Each record must be reproduced exactly as it is shown.

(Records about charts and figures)
++++
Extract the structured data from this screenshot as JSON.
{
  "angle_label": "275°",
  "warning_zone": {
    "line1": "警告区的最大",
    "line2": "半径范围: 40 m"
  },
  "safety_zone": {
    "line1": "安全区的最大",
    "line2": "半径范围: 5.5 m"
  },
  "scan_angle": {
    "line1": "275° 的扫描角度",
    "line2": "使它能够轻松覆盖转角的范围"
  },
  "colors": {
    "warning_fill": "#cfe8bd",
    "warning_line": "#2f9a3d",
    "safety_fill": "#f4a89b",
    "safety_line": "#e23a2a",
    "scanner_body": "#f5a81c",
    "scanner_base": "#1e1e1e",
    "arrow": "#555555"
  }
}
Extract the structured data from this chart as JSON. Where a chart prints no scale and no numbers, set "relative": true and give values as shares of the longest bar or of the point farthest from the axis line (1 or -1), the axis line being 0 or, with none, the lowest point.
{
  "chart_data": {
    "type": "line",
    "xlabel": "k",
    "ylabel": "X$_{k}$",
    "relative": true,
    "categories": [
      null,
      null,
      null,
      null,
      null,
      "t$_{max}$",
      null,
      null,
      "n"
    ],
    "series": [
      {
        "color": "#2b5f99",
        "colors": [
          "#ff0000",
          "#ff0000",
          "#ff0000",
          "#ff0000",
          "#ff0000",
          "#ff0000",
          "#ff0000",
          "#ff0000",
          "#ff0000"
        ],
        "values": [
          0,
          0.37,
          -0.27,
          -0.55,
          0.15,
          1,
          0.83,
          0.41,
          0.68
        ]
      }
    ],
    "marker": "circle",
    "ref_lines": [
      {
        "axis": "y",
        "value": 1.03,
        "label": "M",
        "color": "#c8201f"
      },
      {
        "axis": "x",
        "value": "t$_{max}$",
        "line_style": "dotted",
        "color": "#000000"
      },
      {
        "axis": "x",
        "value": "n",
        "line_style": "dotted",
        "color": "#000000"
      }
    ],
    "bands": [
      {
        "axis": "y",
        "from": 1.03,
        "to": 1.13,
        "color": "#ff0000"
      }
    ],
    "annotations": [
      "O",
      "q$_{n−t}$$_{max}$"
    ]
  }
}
++++
§ **Task result**
Extract the structured data from this screenshot as JSON.
{
  "angle_label": "275°",
  "warning_zone": {
    "line1": "警告区的最大",
    "line2": "半径范围: 40 m"
  },
  "safety_zone": {
    "line1": "安全区的最大",
    "line2": "半径范围: 5.5 m"
  },
  "scan_angle": {
    "line1": "275° 的扫描角度",
    "line2": "使它能够轻松覆盖转角的范围"
  },
  "colors": {
    "warning_fill": "#cfe8bd",
    "warning_line": "#2f9a3d",
    "safety_fill": "#f4a89b",
    "safety_line": "#e23a2a",
    "scanner_body": "#f5a81c",
    "scanner_base": "#1e1e1e",
    "arrow": "#555555"
  }
}
Extract the structured data from this chart as JSON. Where a chart prints no scale and no numbers, set "relative": true and give values as shares of the longest bar or of the point farthest from the axis line (1 or -1), the axis line being 0 or, with none, the lowest point.
{
  "chart_data": {
    "type": "line",
    "xlabel": "k",
    "ylabel": "X$_{k}$",
    "relative": true,
    "categories": [
      null,
      null,
      null,
      null,
      null,
      "t$_{max}$",
      null,
      null,
      "n"
    ],
    "series": [
      {
        "color": "#2b5f99",
        "colors": [
          "#ff0000",
          "#ff0000",
          "#ff0000",
          "#ff0000",
          "#ff0000",
          "#ff0000",
          "#ff0000",
          "#ff0000",
          "#ff0000"
        ],
        "values": [
          0,
          0.37,
          -0.27,
          -0.55,
          0.15,
          1,
          0.83,
          0.41,
          0.68
        ]
      }
    ],
    "marker": "circle",
    "ref_lines": [
      {
        "axis": "y",
        "value": 1.03,
        "label": "M",
        "color": "#c8201f"
      },
      {
        "axis": "x",
        "value": "t$_{max}$",
        "line_style": "dotted",
        "color": "#000000"
      },
      {
        "axis": "x",
        "value": "n",
        "line_style": "dotted",
        "color": "#000000"
      }
    ],
    "bands": [
      {
        "axis": "y",
        "from": 1.03,
        "to": 1.13,
        "color": "#ff0000"
      }
    ],
    "annotations": [
      "O",
      "q$_{n−t}$$_{max}$"
    ]
  }
}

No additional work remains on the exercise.